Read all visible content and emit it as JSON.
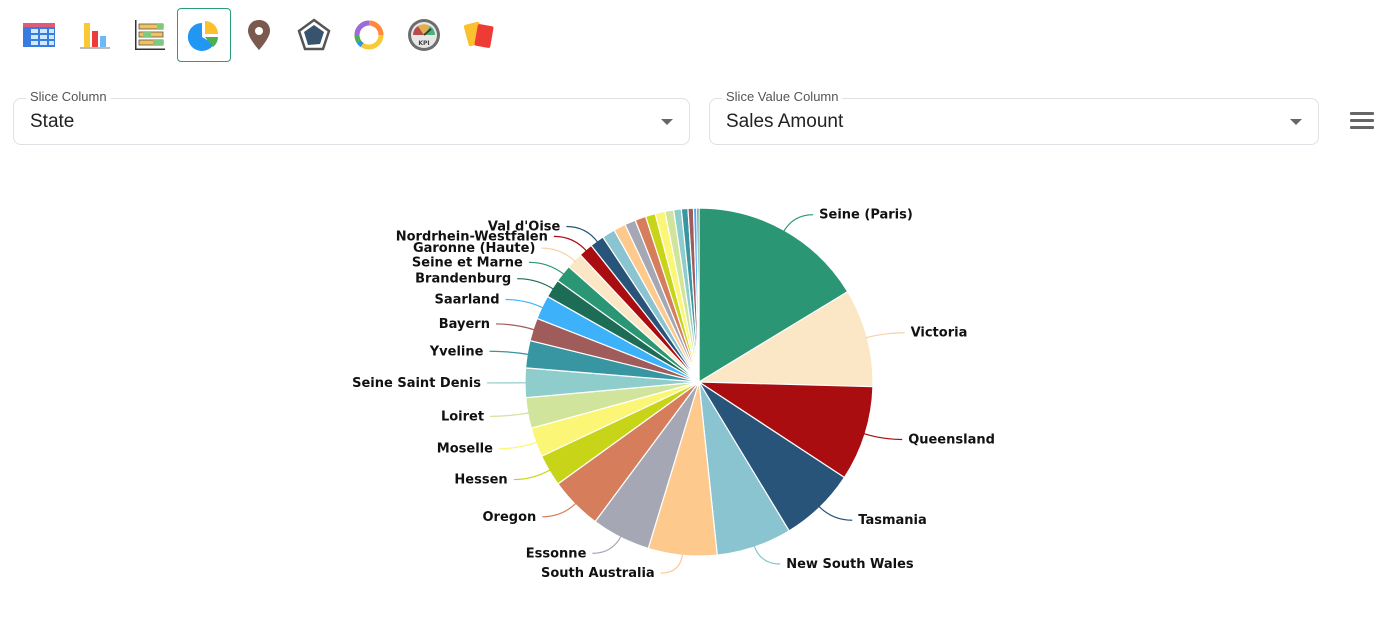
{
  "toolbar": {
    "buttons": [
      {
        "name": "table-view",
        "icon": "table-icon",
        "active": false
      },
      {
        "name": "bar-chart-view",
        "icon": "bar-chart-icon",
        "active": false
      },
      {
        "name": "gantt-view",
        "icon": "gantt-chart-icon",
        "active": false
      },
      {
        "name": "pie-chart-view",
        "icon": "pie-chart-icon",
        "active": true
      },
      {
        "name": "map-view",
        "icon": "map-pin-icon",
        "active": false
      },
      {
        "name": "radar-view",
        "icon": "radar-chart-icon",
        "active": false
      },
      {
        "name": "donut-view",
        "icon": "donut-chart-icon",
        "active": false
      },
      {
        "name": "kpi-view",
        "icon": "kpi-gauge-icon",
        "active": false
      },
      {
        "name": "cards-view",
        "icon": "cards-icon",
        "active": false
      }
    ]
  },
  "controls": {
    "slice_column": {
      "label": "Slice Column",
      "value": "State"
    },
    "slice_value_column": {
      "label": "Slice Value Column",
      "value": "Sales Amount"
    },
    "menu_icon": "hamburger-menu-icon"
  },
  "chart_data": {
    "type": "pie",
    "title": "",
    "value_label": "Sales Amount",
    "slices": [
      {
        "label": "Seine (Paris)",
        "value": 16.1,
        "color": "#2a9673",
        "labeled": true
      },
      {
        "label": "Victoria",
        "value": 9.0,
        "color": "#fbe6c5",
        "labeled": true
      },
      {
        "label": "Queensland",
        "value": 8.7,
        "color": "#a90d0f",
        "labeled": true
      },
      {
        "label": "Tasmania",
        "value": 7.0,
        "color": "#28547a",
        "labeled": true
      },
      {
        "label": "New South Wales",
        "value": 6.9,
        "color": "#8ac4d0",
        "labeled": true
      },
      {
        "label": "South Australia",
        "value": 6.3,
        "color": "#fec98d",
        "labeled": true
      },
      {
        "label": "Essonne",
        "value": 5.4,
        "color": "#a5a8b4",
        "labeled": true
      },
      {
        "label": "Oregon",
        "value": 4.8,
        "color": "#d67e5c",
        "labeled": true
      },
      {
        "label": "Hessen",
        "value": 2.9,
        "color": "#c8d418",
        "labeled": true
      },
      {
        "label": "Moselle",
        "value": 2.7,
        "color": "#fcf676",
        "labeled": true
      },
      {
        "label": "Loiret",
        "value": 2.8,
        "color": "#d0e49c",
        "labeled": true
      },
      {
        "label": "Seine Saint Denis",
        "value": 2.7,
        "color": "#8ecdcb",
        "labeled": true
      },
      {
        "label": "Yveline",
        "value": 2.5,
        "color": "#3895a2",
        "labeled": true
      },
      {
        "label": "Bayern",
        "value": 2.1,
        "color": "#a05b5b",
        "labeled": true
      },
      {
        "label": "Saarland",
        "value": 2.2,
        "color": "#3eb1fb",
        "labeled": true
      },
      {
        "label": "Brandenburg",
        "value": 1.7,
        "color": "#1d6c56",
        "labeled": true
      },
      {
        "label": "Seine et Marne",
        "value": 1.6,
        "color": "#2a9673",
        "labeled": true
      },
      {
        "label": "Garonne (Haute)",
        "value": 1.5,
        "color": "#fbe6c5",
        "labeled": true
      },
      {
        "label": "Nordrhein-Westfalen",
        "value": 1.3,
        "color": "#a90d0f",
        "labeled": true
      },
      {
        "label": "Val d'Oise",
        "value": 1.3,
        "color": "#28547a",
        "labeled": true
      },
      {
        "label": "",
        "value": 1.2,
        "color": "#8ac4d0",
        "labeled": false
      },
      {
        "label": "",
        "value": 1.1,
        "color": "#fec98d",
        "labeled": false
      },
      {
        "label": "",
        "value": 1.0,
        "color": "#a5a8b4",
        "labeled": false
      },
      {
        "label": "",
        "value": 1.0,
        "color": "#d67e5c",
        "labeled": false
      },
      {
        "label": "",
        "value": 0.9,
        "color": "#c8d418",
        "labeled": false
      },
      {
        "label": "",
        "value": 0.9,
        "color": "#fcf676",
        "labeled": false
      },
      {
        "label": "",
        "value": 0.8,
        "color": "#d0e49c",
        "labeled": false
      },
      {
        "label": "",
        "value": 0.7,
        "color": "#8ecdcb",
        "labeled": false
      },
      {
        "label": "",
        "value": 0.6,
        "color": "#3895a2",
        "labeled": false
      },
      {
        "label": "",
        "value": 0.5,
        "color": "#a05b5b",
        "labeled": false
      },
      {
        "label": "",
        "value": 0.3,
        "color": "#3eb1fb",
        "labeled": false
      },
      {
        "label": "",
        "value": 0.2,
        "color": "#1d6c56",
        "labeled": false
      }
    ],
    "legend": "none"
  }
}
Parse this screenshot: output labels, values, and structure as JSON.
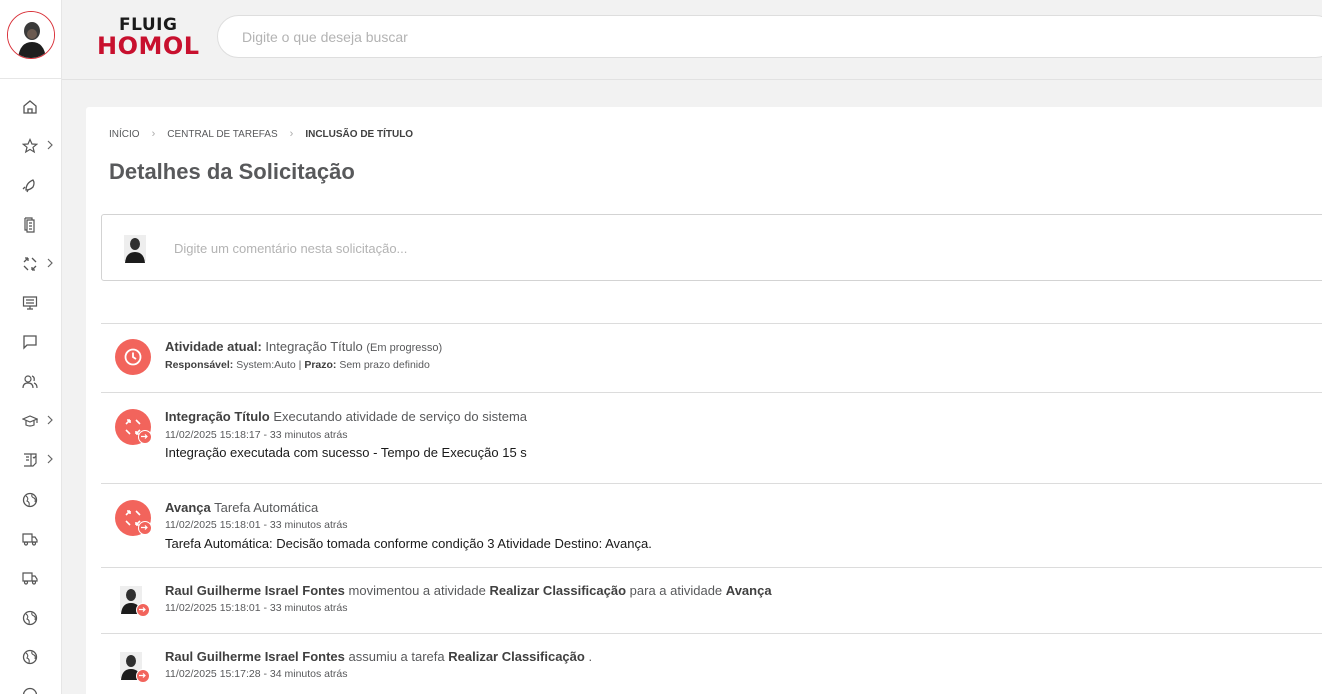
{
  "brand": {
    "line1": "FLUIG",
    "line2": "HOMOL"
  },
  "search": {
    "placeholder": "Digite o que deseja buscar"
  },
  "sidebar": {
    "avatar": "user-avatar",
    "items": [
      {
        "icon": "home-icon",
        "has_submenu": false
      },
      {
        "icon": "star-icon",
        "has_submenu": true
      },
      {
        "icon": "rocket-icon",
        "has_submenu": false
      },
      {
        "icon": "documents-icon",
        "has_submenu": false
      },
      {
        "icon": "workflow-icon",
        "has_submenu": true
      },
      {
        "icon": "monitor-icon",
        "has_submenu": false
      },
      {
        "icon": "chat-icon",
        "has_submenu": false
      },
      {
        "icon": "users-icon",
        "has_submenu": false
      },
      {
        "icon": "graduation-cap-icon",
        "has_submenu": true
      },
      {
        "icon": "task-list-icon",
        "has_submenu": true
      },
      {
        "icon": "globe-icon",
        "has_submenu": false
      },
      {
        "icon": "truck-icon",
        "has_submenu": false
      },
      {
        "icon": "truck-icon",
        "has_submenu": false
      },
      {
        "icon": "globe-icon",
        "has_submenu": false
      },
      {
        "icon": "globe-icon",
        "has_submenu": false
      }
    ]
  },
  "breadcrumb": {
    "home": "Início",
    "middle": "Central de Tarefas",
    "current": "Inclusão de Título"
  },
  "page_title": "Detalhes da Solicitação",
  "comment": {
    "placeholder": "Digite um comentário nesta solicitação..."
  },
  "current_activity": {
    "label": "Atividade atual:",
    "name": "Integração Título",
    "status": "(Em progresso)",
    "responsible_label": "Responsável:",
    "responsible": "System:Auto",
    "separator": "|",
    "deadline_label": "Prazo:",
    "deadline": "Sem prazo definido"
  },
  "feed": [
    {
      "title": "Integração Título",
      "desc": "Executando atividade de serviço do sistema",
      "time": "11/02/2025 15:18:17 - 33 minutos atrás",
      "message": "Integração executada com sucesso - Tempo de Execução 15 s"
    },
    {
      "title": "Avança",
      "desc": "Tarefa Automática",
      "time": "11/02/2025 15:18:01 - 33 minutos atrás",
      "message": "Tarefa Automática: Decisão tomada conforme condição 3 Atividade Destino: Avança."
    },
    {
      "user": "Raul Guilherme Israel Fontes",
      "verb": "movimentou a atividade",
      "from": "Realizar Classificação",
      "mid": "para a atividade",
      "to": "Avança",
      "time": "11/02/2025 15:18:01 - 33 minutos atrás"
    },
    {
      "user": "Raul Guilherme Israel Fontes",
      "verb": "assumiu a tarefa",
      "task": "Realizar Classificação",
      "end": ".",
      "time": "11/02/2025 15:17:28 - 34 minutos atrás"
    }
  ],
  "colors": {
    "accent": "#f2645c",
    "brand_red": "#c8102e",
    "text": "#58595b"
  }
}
^^^^^^^^^^^^^^^^
_INSTRUCTIONS TO FOLLOW_
Leave the pictures out and reproduce all of the records exactly.

_TASK RESULT_
Read all visible content and emit it as JSON.
{
  "toolbar": {
    "buttons": [
      {
        "name": "table-view",
        "icon": "table-icon",
        "active": false
      },
      {
        "name": "bar-chart-view",
        "icon": "bar-chart-icon",
        "active": false
      },
      {
        "name": "gantt-view",
        "icon": "gantt-chart-icon",
        "active": false
      },
      {
        "name": "pie-chart-view",
        "icon": "pie-chart-icon",
        "active": true
      },
      {
        "name": "map-view",
        "icon": "map-pin-icon",
        "active": false
      },
      {
        "name": "radar-view",
        "icon": "radar-chart-icon",
        "active": false
      },
      {
        "name": "donut-view",
        "icon": "donut-chart-icon",
        "active": false
      },
      {
        "name": "kpi-view",
        "icon": "kpi-gauge-icon",
        "active": false
      },
      {
        "name": "cards-view",
        "icon": "cards-icon",
        "active": false
      }
    ]
  },
  "controls": {
    "slice_column": {
      "label": "Slice Column",
      "value": "State"
    },
    "slice_value_column": {
      "label": "Slice Value Column",
      "value": "Sales Amount"
    },
    "menu_icon": "hamburger-menu-icon"
  },
  "chart_data": {
    "type": "pie",
    "title": "",
    "value_label": "Sales Amount",
    "slices": [
      {
        "label": "Seine (Paris)",
        "value": 16.1,
        "color": "#2a9673",
        "labeled": true
      },
      {
        "label": "Victoria",
        "value": 9.0,
        "color": "#fbe6c5",
        "labeled": true
      },
      {
        "label": "Queensland",
        "value": 8.7,
        "color": "#a90d0f",
        "labeled": true
      },
      {
        "label": "Tasmania",
        "value": 7.0,
        "color": "#28547a",
        "labeled": true
      },
      {
        "label": "New South Wales",
        "value": 6.9,
        "color": "#8ac4d0",
        "labeled": true
      },
      {
        "label": "South Australia",
        "value": 6.3,
        "color": "#fec98d",
        "labeled": true
      },
      {
        "label": "Essonne",
        "value": 5.4,
        "color": "#a5a8b4",
        "labeled": true
      },
      {
        "label": "Oregon",
        "value": 4.8,
        "color": "#d67e5c",
        "labeled": true
      },
      {
        "label": "Hessen",
        "value": 2.9,
        "color": "#c8d418",
        "labeled": true
      },
      {
        "label": "Moselle",
        "value": 2.7,
        "color": "#fcf676",
        "labeled": true
      },
      {
        "label": "Loiret",
        "value": 2.8,
        "color": "#d0e49c",
        "labeled": true
      },
      {
        "label": "Seine Saint Denis",
        "value": 2.7,
        "color": "#8ecdcb",
        "labeled": true
      },
      {
        "label": "Yveline",
        "value": 2.5,
        "color": "#3895a2",
        "labeled": true
      },
      {
        "label": "Bayern",
        "value": 2.1,
        "color": "#a05b5b",
        "labeled": true
      },
      {
        "label": "Saarland",
        "value": 2.2,
        "color": "#3eb1fb",
        "labeled": true
      },
      {
        "label": "Brandenburg",
        "value": 1.7,
        "color": "#1d6c56",
        "labeled": true
      },
      {
        "label": "Seine et Marne",
        "value": 1.6,
        "color": "#2a9673",
        "labeled": true
      },
      {
        "label": "Garonne (Haute)",
        "value": 1.5,
        "color": "#fbe6c5",
        "labeled": true
      },
      {
        "label": "Nordrhein-Westfalen",
        "value": 1.3,
        "color": "#a90d0f",
        "labeled": true
      },
      {
        "label": "Val d'Oise",
        "value": 1.3,
        "color": "#28547a",
        "labeled": true
      },
      {
        "label": "",
        "value": 1.2,
        "color": "#8ac4d0",
        "labeled": false
      },
      {
        "label": "",
        "value": 1.1,
        "color": "#fec98d",
        "labeled": false
      },
      {
        "label": "",
        "value": 1.0,
        "color": "#a5a8b4",
        "labeled": false
      },
      {
        "label": "",
        "value": 1.0,
        "color": "#d67e5c",
        "labeled": false
      },
      {
        "label": "",
        "value": 0.9,
        "color": "#c8d418",
        "labeled": false
      },
      {
        "label": "",
        "value": 0.9,
        "color": "#fcf676",
        "labeled": false
      },
      {
        "label": "",
        "value": 0.8,
        "color": "#d0e49c",
        "labeled": false
      },
      {
        "label": "",
        "value": 0.7,
        "color": "#8ecdcb",
        "labeled": false
      },
      {
        "label": "",
        "value": 0.6,
        "color": "#3895a2",
        "labeled": false
      },
      {
        "label": "",
        "value": 0.5,
        "color": "#a05b5b",
        "labeled": false
      },
      {
        "label": "",
        "value": 0.3,
        "color": "#3eb1fb",
        "labeled": false
      },
      {
        "label": "",
        "value": 0.2,
        "color": "#1d6c56",
        "labeled": false
      }
    ],
    "legend": "none"
  }
}
Parse this screenshot: output labels, values, and structure as JSON.
{
  "brand": {
    "line1": "FLUIG",
    "line2": "HOMOL"
  },
  "search": {
    "placeholder": "Digite o que deseja buscar"
  },
  "sidebar": {
    "avatar": "user-avatar",
    "items": [
      {
        "icon": "home-icon",
        "has_submenu": false
      },
      {
        "icon": "star-icon",
        "has_submenu": true
      },
      {
        "icon": "rocket-icon",
        "has_submenu": false
      },
      {
        "icon": "documents-icon",
        "has_submenu": false
      },
      {
        "icon": "workflow-icon",
        "has_submenu": true
      },
      {
        "icon": "monitor-icon",
        "has_submenu": false
      },
      {
        "icon": "chat-icon",
        "has_submenu": false
      },
      {
        "icon": "users-icon",
        "has_submenu": false
      },
      {
        "icon": "graduation-cap-icon",
        "has_submenu": true
      },
      {
        "icon": "task-list-icon",
        "has_submenu": true
      },
      {
        "icon": "globe-icon",
        "has_submenu": false
      },
      {
        "icon": "truck-icon",
        "has_submenu": false
      },
      {
        "icon": "truck-icon",
        "has_submenu": false
      },
      {
        "icon": "globe-icon",
        "has_submenu": false
      },
      {
        "icon": "globe-icon",
        "has_submenu": false
      }
    ]
  },
  "breadcrumb": {
    "home": "Início",
    "middle": "Central de Tarefas",
    "current": "Inclusão de Título"
  },
  "page_title": "Detalhes da Solicitação",
  "comment": {
    "placeholder": "Digite um comentário nesta solicitação..."
  },
  "current_activity": {
    "label": "Atividade atual:",
    "name": "Integração Título",
    "status": "(Em progresso)",
    "responsible_label": "Responsável:",
    "responsible": "System:Auto",
    "separator": "|",
    "deadline_label": "Prazo:",
    "deadline": "Sem prazo definido"
  },
  "feed": [
    {
      "title": "Integração Título",
      "desc": "Executando atividade de serviço do sistema",
      "time": "11/02/2025 15:18:17 - 33 minutos atrás",
      "message": "Integração executada com sucesso - Tempo de Execução 15 s"
    },
    {
      "title": "Avança",
      "desc": "Tarefa Automática",
      "time": "11/02/2025 15:18:01 - 33 minutos atrás",
      "message": "Tarefa Automática: Decisão tomada conforme condição 3 Atividade Destino: Avança."
    },
    {
      "user": "Raul Guilherme Israel Fontes",
      "verb": "movimentou a atividade",
      "from": "Realizar Classificação",
      "mid": "para a atividade",
      "to": "Avança",
      "time": "11/02/2025 15:18:01 - 33 minutos atrás"
    },
    {
      "user": "Raul Guilherme Israel Fontes",
      "verb": "assumiu a tarefa",
      "task": "Realizar Classificação",
      "end": ".",
      "time": "11/02/2025 15:17:28 - 34 minutos atrás"
    }
  ],
  "colors": {
    "accent": "#f2645c",
    "brand_red": "#c8102e",
    "text": "#58595b"
  }
}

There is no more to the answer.